Saturday, February 04, 2006

What do I want?

This is a simple question, but one very difficult to answer.

Do you want fries with that?

What do I want? When I wrote that poem (below), I was a 20-something undergrad in the midwest, struggling to pay my bills, and support myself through college. In fact, I conceived the poem, and drafted it in my head while mowing grass for income.

What did I want then? I wanted self-awareness. I wanted financial freedom. I wanted to live in a world free from prejudice. Three simple things.

Today (though it is an ongoing process) I believe I have a degree of self-awareness. I am mostly financially solvent. If we ever sell this house, the first thing we will do with the proceeds is pay off all of our student loans. That is the last remaining debt my wife and I have. We own our car. We own our van. The mortgage on our house will be paid off once it sells. We own our books (many, many books, filling a 4'x7' and two 3.5'x6' cases, plus overflow). Finally achieving that complete freedom will be a time for much celebration.

I realize, on the last count (a world free from prejudice) that sadly, unlike the first two, this rests in wanting things of the outside world, on which I have but a small influence. But I can live my life without prejudice, and I can confront it when I encounter it.

So, I know what I wanted at 25. But what do I want at 38 that perhaps I could not have foreseen then? First, I have realized the importance of knowing the difference between what I want, and what I need. There are few things in life that we truly need. At the moment, none of them are denied me. But what do I want?

...

Perhaps I'll start with the easier question: what don't I want?

I don't want to give up my search for a faculty post.

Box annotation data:
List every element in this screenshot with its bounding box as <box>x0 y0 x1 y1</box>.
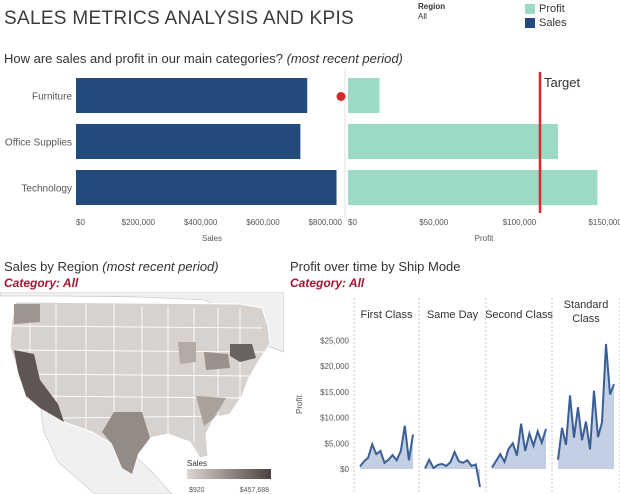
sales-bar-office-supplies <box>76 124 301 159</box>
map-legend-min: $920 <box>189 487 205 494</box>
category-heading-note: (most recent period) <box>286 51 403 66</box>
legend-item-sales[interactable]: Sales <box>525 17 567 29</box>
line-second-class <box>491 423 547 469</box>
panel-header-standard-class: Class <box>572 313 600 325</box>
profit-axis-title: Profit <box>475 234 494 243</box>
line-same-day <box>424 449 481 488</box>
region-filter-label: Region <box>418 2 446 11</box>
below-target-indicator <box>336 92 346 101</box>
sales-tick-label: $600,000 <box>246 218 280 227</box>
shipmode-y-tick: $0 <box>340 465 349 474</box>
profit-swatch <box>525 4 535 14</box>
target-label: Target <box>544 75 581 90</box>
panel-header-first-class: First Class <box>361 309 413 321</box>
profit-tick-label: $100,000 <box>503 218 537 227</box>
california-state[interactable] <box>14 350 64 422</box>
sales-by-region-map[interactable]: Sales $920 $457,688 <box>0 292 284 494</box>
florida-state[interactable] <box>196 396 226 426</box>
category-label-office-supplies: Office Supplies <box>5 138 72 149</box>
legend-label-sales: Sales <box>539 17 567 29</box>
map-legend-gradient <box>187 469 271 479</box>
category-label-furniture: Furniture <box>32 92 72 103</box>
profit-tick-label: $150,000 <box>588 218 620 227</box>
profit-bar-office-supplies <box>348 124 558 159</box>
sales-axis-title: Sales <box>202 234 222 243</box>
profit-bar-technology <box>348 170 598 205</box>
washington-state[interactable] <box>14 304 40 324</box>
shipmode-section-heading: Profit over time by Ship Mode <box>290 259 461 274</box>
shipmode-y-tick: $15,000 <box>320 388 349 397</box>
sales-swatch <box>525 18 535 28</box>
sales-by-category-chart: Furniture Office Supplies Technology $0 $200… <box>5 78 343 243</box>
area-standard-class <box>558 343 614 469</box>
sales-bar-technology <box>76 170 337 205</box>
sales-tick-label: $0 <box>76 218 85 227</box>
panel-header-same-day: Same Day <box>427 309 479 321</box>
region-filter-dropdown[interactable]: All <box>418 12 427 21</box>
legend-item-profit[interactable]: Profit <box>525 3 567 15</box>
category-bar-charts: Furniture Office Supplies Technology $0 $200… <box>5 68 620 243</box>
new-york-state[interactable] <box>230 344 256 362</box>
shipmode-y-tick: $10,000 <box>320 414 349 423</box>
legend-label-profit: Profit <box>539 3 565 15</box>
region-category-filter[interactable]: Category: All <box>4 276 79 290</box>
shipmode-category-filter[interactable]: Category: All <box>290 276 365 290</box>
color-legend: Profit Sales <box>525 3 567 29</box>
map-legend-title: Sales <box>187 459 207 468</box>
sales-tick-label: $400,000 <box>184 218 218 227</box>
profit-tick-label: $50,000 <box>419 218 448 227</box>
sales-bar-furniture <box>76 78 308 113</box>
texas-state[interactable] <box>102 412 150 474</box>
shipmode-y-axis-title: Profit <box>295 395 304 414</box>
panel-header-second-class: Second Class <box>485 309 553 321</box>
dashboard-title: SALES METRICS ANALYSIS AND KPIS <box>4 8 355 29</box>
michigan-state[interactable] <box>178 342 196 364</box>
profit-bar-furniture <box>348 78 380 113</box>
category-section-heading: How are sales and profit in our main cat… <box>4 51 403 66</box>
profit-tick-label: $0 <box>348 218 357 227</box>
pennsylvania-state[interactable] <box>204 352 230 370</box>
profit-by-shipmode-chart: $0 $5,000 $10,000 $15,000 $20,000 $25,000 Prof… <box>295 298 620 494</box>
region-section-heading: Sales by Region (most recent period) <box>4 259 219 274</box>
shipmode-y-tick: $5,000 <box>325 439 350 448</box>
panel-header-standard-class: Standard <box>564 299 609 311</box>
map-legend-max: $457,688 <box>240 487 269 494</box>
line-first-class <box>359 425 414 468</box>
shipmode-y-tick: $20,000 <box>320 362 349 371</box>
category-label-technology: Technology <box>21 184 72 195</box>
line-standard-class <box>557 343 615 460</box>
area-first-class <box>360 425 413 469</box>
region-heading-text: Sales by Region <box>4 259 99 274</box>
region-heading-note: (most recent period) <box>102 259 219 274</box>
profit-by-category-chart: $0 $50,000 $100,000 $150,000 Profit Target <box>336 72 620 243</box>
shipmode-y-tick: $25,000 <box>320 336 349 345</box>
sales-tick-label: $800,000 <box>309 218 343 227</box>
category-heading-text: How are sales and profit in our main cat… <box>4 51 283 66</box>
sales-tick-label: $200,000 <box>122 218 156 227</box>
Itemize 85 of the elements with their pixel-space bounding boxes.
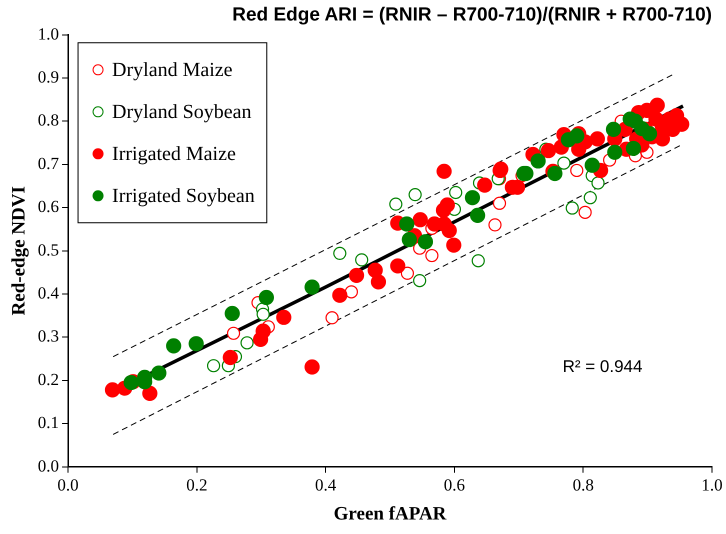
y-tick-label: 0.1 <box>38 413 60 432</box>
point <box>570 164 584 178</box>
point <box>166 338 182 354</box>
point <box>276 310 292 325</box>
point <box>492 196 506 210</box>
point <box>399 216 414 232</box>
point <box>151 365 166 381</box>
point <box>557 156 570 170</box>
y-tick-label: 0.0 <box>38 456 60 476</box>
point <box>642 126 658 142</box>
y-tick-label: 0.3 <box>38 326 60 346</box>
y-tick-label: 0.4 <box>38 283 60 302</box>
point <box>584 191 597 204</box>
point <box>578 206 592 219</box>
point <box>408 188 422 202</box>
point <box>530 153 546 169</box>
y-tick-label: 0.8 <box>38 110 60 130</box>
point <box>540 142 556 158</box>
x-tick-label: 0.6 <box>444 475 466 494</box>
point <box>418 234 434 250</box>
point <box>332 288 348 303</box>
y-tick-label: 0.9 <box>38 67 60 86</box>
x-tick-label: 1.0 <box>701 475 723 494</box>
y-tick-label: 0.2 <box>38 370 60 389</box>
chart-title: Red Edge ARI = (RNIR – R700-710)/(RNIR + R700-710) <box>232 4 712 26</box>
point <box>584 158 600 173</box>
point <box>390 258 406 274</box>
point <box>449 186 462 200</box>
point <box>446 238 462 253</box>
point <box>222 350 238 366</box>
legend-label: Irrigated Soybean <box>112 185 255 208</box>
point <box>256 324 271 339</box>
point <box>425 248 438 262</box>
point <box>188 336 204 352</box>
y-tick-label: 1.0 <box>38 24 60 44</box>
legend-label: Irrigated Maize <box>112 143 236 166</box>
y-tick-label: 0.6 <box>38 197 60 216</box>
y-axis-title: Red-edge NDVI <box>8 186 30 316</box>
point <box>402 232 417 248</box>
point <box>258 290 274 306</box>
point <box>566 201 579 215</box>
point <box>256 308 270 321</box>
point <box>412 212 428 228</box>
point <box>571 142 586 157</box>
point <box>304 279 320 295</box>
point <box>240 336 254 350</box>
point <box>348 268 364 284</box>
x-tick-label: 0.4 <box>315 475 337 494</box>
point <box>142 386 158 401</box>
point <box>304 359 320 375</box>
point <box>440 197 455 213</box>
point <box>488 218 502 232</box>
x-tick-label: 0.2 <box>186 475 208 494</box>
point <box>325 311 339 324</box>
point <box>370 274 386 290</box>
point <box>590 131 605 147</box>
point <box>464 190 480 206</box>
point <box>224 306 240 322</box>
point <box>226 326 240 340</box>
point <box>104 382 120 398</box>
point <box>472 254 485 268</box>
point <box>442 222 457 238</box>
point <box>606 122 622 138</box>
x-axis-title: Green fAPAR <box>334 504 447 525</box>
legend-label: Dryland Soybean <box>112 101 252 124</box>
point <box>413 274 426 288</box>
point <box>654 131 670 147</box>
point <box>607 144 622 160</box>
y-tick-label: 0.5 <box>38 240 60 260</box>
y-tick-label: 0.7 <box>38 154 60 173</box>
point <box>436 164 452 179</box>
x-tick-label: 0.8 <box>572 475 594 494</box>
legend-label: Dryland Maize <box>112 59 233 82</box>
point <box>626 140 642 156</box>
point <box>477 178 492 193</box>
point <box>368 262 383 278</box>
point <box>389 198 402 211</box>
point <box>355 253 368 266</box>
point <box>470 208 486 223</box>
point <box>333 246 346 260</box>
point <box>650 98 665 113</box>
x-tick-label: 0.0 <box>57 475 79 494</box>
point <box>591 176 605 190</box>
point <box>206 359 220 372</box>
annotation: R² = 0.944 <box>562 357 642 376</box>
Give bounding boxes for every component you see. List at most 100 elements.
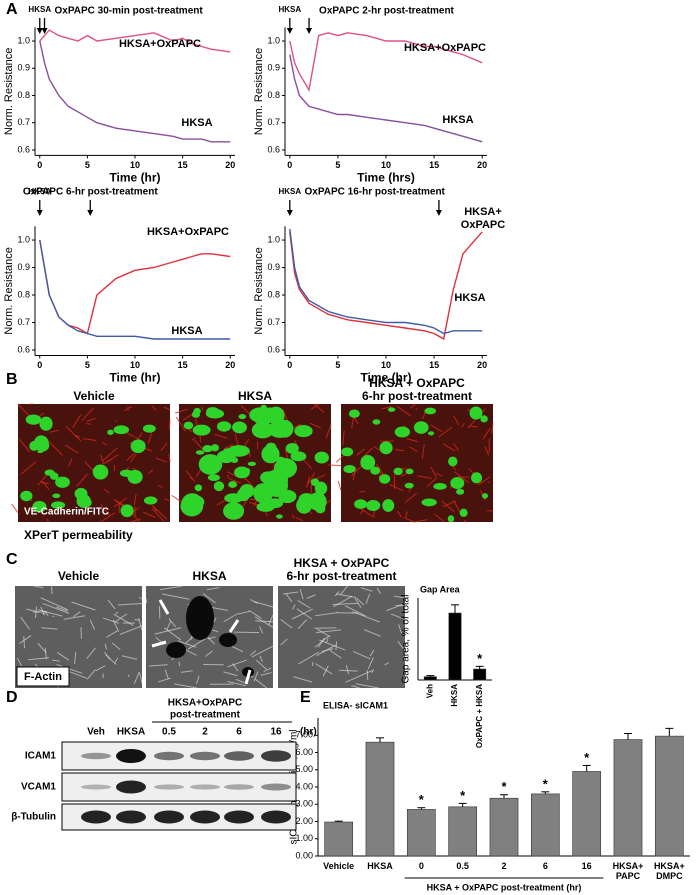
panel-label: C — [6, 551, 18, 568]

* _What to work on_
• A. Answer these questions using the blog post about what the writer wants:
(i) What was the writer doing for income while drafting the poem mentally?
(ii) What is the last remaining debt of the writer and the writer's wife?
(iii) What age does the writer give for the present?
• B. Carry on the blog post about what the writer wants, starting after its final sentence about the search for a faculty post.

* _Expected answers_
• A.
(i) Mowing grass.
(ii) Their student loans.
(iii) 38.

• B.
I don't want to become my father. He had great potential, that was never fully realized. He saw in me the fulfillment of one aspect of himself. I wish he had lived to see me complete the dissertation. But that, alas, is the past.

I don't want bitterness, dissatisfaction, and frustration to rule my life.

I want delight in my family life. I want to watch my children grow. I want to hold my wife in my arms twenty years from now and lovingly look into her eyes with joy and amazement that we are still together and still in love.

I want
to find satisfaction in my professional life, a modicum of recognition that what I do is worthy. I want to see the eurekas in my students' eyes as something I say fires off neurons in conjunction which have never before met in their brains, and join them excitedly after a lecture, as they breathlessly and incoherently exclaim what they will spend the next 30 years pursuing.

I want to publish books about my research that inspire others, both academics and the general intellectual public. I want to be invited to give talks, and be interviewed on the radio.

I want to become truly fluent in the seven languages I've studied (okay, English I've already mastered), and learn another seven more.

I want to travel and see parts of the world I haven't seen. I want to walk arm in arm with my wife, and hold my children as we see polar bears in Alaska; the midnight sun in Finland; Mango trees in the Phillipines; Komodo Dragons in Indonesia; Rainforests in Brazil; Hominid fossils in Kenya.

I want to never fully retire from research and teaching, and living life. But I want to sail in exotic seas, and feel at one with the wind, and the waters, and the sky. I want to garden in my old age, and never feel old, eating ripe tomatoes fresh from the vine, with the warm ooze dripping off my lips, and know that I have truly been a part of this world, and most of all that it is a better place for my having lived than the one I came into.

That is what I want!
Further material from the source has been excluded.